**Task to complete:** Locate the word "from" in the data below, then copy every line that holds it.

## BEGIN Records for the task

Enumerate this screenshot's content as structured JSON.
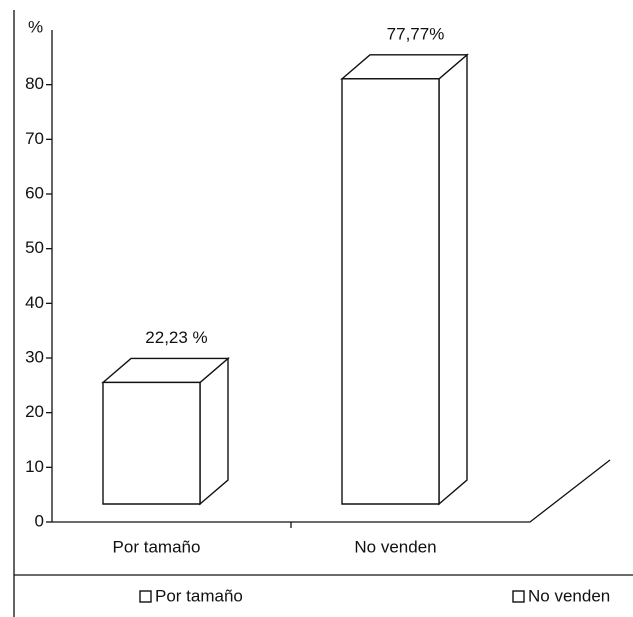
{
  "chart_data": {
    "type": "bar3d",
    "y_label": "%",
    "categories": [
      "Por tamaño",
      "No venden"
    ],
    "values": [
      22.23,
      77.77
    ],
    "value_labels": [
      "22,23 %",
      "77,77%"
    ],
    "color": "#ffffff",
    "ylim": [
      0,
      90
    ],
    "yticks": [
      0,
      10,
      20,
      30,
      40,
      50,
      60,
      70,
      80
    ],
    "legend": "bottom"
  }
}
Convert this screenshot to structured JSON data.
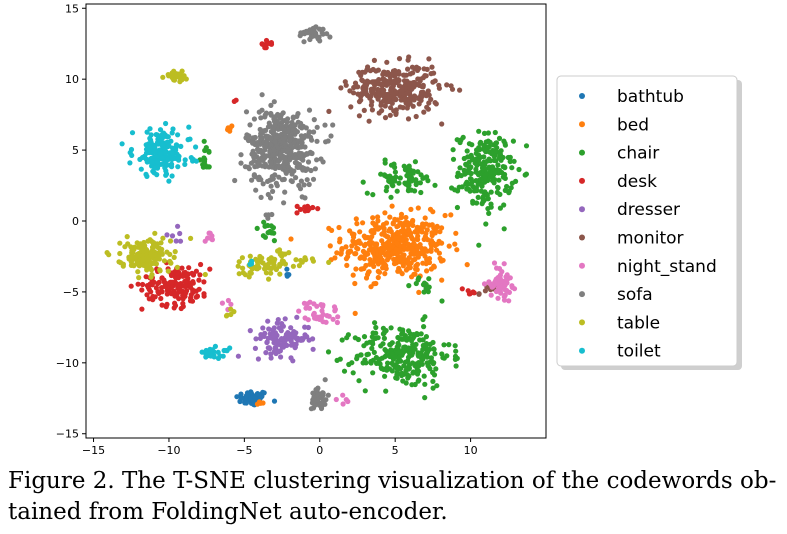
{
  "chart_data": {
    "type": "scatter",
    "title": "",
    "xlabel": "",
    "ylabel": "",
    "xlim": [
      -15.5,
      15
    ],
    "ylim": [
      -15.3,
      15.3
    ],
    "xticks": [
      -15,
      -10,
      -5,
      0,
      5,
      10
    ],
    "yticks": [
      -15,
      -10,
      -5,
      0,
      5,
      10,
      15
    ],
    "grid": false,
    "legend_position": "right",
    "series": [
      {
        "name": "bathtub",
        "color": "#1f77b4",
        "clusters": [
          [
            -4.5,
            -12.5,
            1.2,
            0.6,
            50
          ],
          [
            -2,
            -4,
            0.3,
            1.0,
            4
          ]
        ]
      },
      {
        "name": "bed",
        "color": "#ff7f0e",
        "clusters": [
          [
            5,
            -1.8,
            3.8,
            2.5,
            420
          ],
          [
            -6,
            6.5,
            0.5,
            0.4,
            5
          ],
          [
            -4,
            -12.8,
            0.3,
            0.3,
            4
          ]
        ]
      },
      {
        "name": "chair",
        "color": "#2ca02c",
        "clusters": [
          [
            11,
            3.5,
            2.0,
            3.0,
            220
          ],
          [
            5.5,
            3.0,
            2.5,
            1.2,
            70
          ],
          [
            5.5,
            -9.5,
            3.5,
            2.5,
            260
          ],
          [
            -3.5,
            -0.8,
            1.0,
            0.8,
            15
          ],
          [
            -7.5,
            4.5,
            0.6,
            1.2,
            15
          ],
          [
            7,
            -4.5,
            1.0,
            0.7,
            12
          ]
        ]
      },
      {
        "name": "desk",
        "color": "#d62728",
        "clusters": [
          [
            -9.5,
            -4.5,
            2.5,
            1.6,
            150
          ],
          [
            -3.5,
            12.5,
            0.4,
            0.3,
            12
          ],
          [
            -1,
            0.8,
            0.6,
            0.4,
            10
          ],
          [
            10,
            -5,
            0.6,
            0.3,
            6
          ],
          [
            -5.5,
            8.5,
            0.2,
            0.2,
            2
          ]
        ]
      },
      {
        "name": "dresser",
        "color": "#9467bd",
        "clusters": [
          [
            -2.5,
            -8.3,
            2.0,
            1.3,
            110
          ],
          [
            -9.5,
            -1,
            1.0,
            0.6,
            6
          ]
        ]
      },
      {
        "name": "monitor",
        "color": "#8c564b",
        "clusters": [
          [
            5,
            9.3,
            3.3,
            1.9,
            300
          ],
          [
            11,
            -4.8,
            0.9,
            0.5,
            8
          ]
        ]
      },
      {
        "name": "night_stand",
        "color": "#e377c2",
        "clusters": [
          [
            12,
            -4.3,
            0.8,
            1.2,
            60
          ],
          [
            0,
            -6.5,
            1.5,
            1.0,
            35
          ],
          [
            -7.5,
            -1,
            0.6,
            0.6,
            8
          ],
          [
            -6,
            -6,
            0.5,
            0.5,
            4
          ],
          [
            1.5,
            -12.8,
            0.5,
            0.4,
            5
          ]
        ]
      },
      {
        "name": "sofa",
        "color": "#7f7f7f",
        "clusters": [
          [
            -2.5,
            5.2,
            2.6,
            3.0,
            430
          ],
          [
            -0.5,
            13.2,
            1.0,
            0.6,
            40
          ],
          [
            0,
            -12.5,
            0.6,
            1.0,
            40
          ],
          [
            -3.5,
            0.5,
            0.3,
            0.3,
            4
          ]
        ]
      },
      {
        "name": "table",
        "color": "#bcbd22",
        "clusters": [
          [
            -11.5,
            -2.5,
            1.8,
            1.3,
            160
          ],
          [
            -3.5,
            -3.0,
            3.0,
            1.0,
            80
          ],
          [
            -9.5,
            10.2,
            0.8,
            0.4,
            30
          ],
          [
            -6,
            -6.5,
            0.6,
            0.5,
            5
          ]
        ]
      },
      {
        "name": "toilet",
        "color": "#17becf",
        "clusters": [
          [
            -10.5,
            4.8,
            2.1,
            1.8,
            170
          ],
          [
            -7,
            -9.3,
            1.1,
            0.4,
            25
          ],
          [
            -4.5,
            -3,
            0.3,
            0.3,
            3
          ]
        ]
      }
    ]
  },
  "caption": {
    "line1": "Figure 2. The T-SNE clustering visualization of the codewords ob-",
    "line2": "tained from FoldingNet auto-encoder."
  }
}
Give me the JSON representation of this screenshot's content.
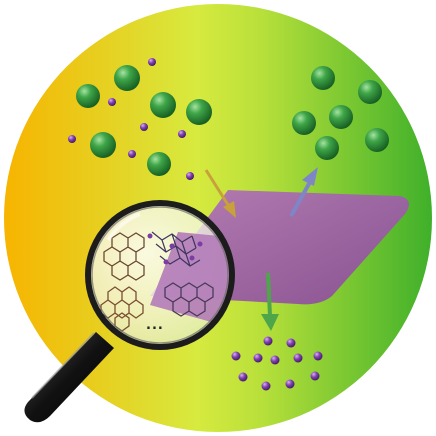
{
  "colors": {
    "background_left": "#f7b400",
    "background_center": "#d9ea3a",
    "background_right": "#45b52b",
    "membrane": "#9b5aa6",
    "large_atom": "#2f8f3a",
    "small_atom": "#7a3ea2",
    "arrow_in": "#c8a13a",
    "arrow_out_top": "#7f86c6",
    "arrow_out_bottom": "#4ea64a",
    "magnifier_handle": "#1a1a1a"
  },
  "icons": [
    "magnifying-glass-icon",
    "atom-icon",
    "arrow-icon",
    "membrane-sheet",
    "lattice-structure"
  ],
  "magnifier": {
    "ellipsis": "..."
  }
}
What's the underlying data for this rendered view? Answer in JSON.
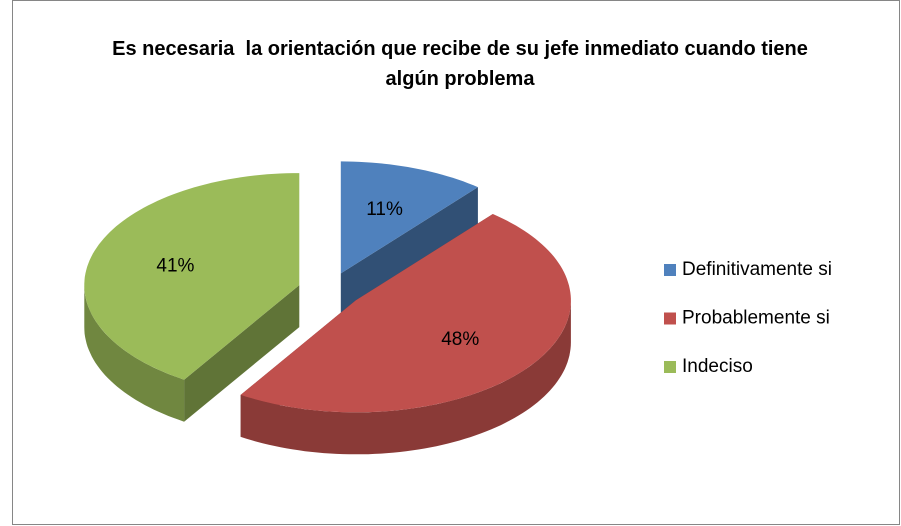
{
  "chart_data": {
    "type": "pie3d",
    "title": "Es necesaria  la orientación que recibe de su jefe inmediato cuando tiene algún problema",
    "categories": [
      "Definitivamente si",
      "Probablemente si",
      "Indeciso"
    ],
    "values": [
      11,
      48,
      41
    ],
    "value_labels": [
      "11%",
      "48%",
      "41%"
    ],
    "colors": [
      "#4f81bd",
      "#c0504d",
      "#9bbb59"
    ],
    "legend": "right"
  }
}
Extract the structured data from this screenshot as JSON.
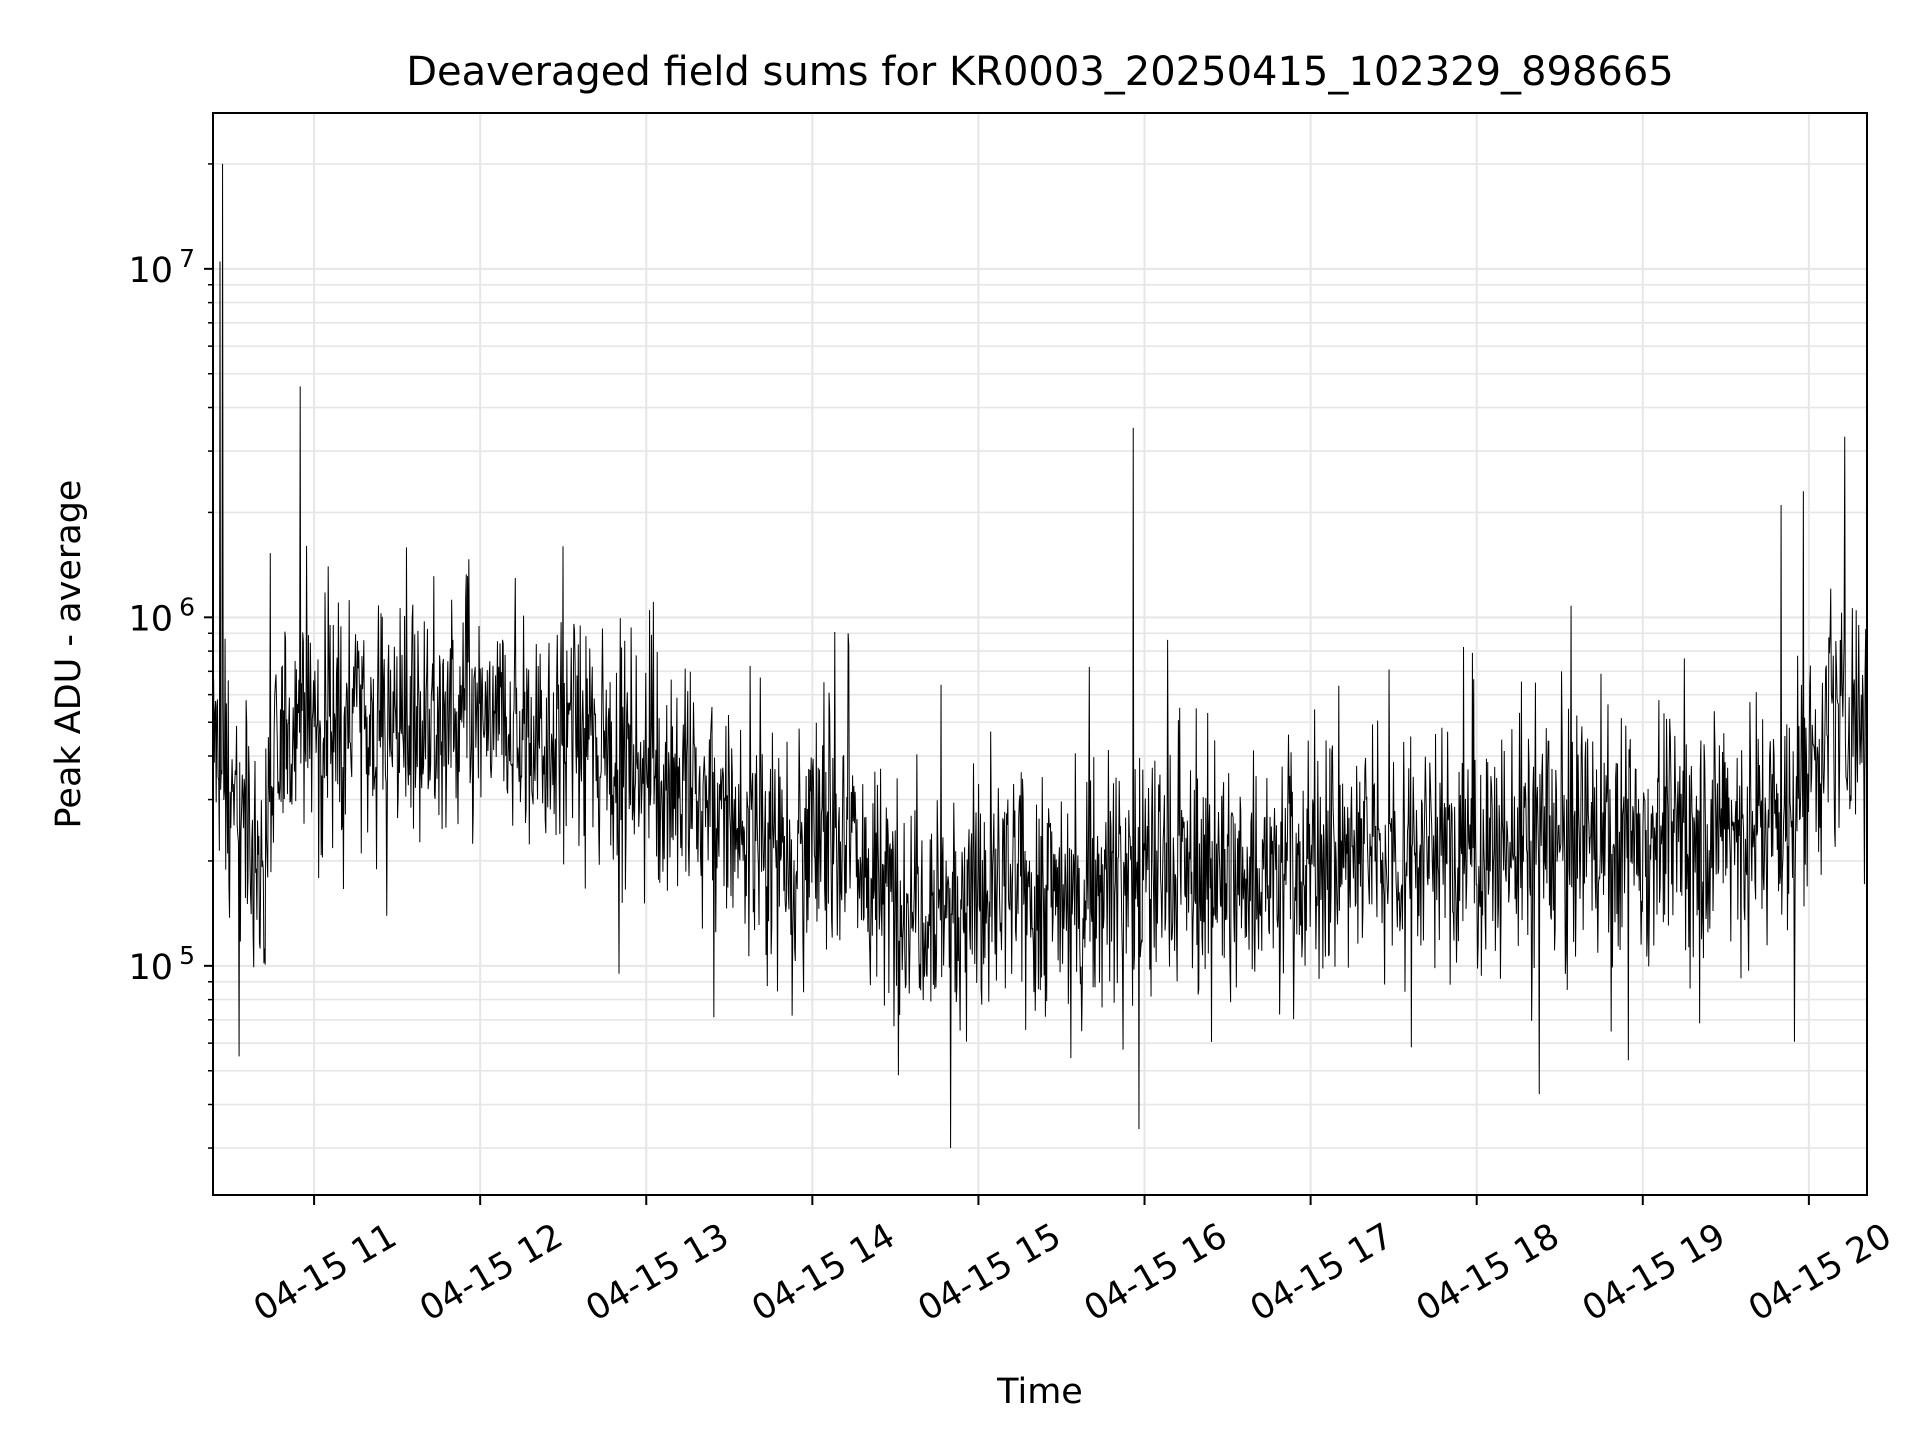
{
  "chart_data": {
    "type": "line",
    "title": "Deaveraged field sums for KR0003_20250415_102329_898665",
    "xlabel": "Time",
    "ylabel": "Peak ADU - average",
    "yscale": "log",
    "ylim": [
      22000,
      28000000
    ],
    "xlim": [
      "2025-04-15T10:23:29",
      "2025-04-15T20:21:00"
    ],
    "x_ticks": [
      {
        "at": "2025-04-15T11:00",
        "label": "04-15 11"
      },
      {
        "at": "2025-04-15T12:00",
        "label": "04-15 12"
      },
      {
        "at": "2025-04-15T13:00",
        "label": "04-15 13"
      },
      {
        "at": "2025-04-15T14:00",
        "label": "04-15 14"
      },
      {
        "at": "2025-04-15T15:00",
        "label": "04-15 15"
      },
      {
        "at": "2025-04-15T16:00",
        "label": "04-15 16"
      },
      {
        "at": "2025-04-15T17:00",
        "label": "04-15 17"
      },
      {
        "at": "2025-04-15T18:00",
        "label": "04-15 18"
      },
      {
        "at": "2025-04-15T19:00",
        "label": "04-15 19"
      },
      {
        "at": "2025-04-15T20:00",
        "label": "04-15 20"
      }
    ],
    "y_ticks": [
      {
        "value": 100000,
        "base": "10",
        "exp": "5"
      },
      {
        "value": 1000000,
        "base": "10",
        "exp": "6"
      },
      {
        "value": 10000000,
        "base": "10",
        "exp": "7"
      }
    ],
    "grid": true,
    "series": [
      {
        "color": "#000000",
        "line_width": 1,
        "notes_visible_baseline": [
          [
            "2025-04-15T10:23:29",
            450000
          ],
          [
            "2025-04-15T10:40:00",
            180000
          ],
          [
            "2025-04-15T10:50:00",
            500000
          ],
          [
            "2025-04-15T11:30:00",
            520000
          ],
          [
            "2025-04-15T12:30:00",
            470000
          ],
          [
            "2025-04-15T13:00:00",
            380000
          ],
          [
            "2025-04-15T13:30:00",
            250000
          ],
          [
            "2025-04-15T14:00:00",
            220000
          ],
          [
            "2025-04-15T14:15:00",
            260000
          ],
          [
            "2025-04-15T14:20:00",
            160000
          ],
          [
            "2025-04-15T15:00:00",
            160000
          ],
          [
            "2025-04-15T15:30:00",
            170000
          ],
          [
            "2025-04-15T16:00:00",
            190000
          ],
          [
            "2025-04-15T16:30:00",
            180000
          ],
          [
            "2025-04-15T17:00:00",
            200000
          ],
          [
            "2025-04-15T17:30:00",
            220000
          ],
          [
            "2025-04-15T18:00:00",
            210000
          ],
          [
            "2025-04-15T18:30:00",
            230000
          ],
          [
            "2025-04-15T19:00:00",
            240000
          ],
          [
            "2025-04-15T19:30:00",
            250000
          ],
          [
            "2025-04-15T19:55:00",
            280000
          ],
          [
            "2025-04-15T20:00:00",
            420000
          ],
          [
            "2025-04-15T20:21:00",
            600000
          ]
        ],
        "spikes": [
          [
            "2025-04-15T10:27:00",
            20000000
          ],
          [
            "2025-04-15T10:26:00",
            10500000
          ],
          [
            "2025-04-15T10:55:00",
            4600000
          ],
          [
            "2025-04-15T15:56:00",
            3500000
          ],
          [
            "2025-04-15T20:13:00",
            3300000
          ],
          [
            "2025-04-15T19:58:00",
            2300000
          ],
          [
            "2025-04-15T19:50:00",
            2100000
          ],
          [
            "2025-04-15T15:40:00",
            720000
          ],
          [
            "2025-04-15T12:30:00",
            1600000
          ],
          [
            "2025-04-15T11:05:00",
            1400000
          ],
          [
            "2025-04-15T14:13:00",
            900000
          ],
          [
            "2025-04-15T14:50:00",
            30000
          ],
          [
            "2025-04-15T15:58:00",
            34000
          ],
          [
            "2025-04-15T10:33:00",
            55000
          ]
        ]
      }
    ]
  }
}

## END Records for the task

**Response below:**
    "line2": "tained from FoldingNet auto-encoder."
Extract the structured data from this screenshot as JSON.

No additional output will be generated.